TASK GOAL
Copy out the complete listing, word for word.

INPUT MATERIAL
▼▼▼
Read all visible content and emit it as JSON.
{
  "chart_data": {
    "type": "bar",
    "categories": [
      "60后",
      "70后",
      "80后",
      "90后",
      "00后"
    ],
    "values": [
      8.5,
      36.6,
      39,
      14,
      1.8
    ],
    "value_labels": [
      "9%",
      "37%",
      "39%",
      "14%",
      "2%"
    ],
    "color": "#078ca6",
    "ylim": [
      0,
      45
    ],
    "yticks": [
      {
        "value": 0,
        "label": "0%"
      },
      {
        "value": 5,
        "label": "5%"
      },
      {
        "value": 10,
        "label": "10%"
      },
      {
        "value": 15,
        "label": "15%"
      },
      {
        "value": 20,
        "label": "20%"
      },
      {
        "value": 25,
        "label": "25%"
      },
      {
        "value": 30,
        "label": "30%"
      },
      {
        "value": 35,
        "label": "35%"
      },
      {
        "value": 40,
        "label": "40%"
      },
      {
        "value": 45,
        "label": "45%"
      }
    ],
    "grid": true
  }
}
▲▲▲
SOLUTION
Read all visible content and emit it as JSON.
{
  "chart_data": {
    "type": "bar",
    "categories": [
      "60后",
      "70后",
      "80后",
      "90后",
      "00后"
    ],
    "values": [
      8.5,
      36.6,
      39,
      14,
      1.8
    ],
    "value_labels": [
      "9%",
      "37%",
      "39%",
      "14%",
      "2%"
    ],
    "color": "#078ca6",
    "ylim": [
      0,
      45
    ],
    "yticks": [
      {
        "value": 0,
        "label": "0%"
      },
      {
        "value": 5,
        "label": "5%"
      },
      {
        "value": 10,
        "label": "10%"
      },
      {
        "value": 15,
        "label": "15%"
      },
      {
        "value": 20,
        "label": "20%"
      },
      {
        "value": 25,
        "label": "25%"
      },
      {
        "value": 30,
        "label": "30%"
      },
      {
        "value": 35,
        "label": "35%"
      },
      {
        "value": 40,
        "label": "40%"
      },
      {
        "value": 45,
        "label": "45%"
      }
    ],
    "grid": true
  }
}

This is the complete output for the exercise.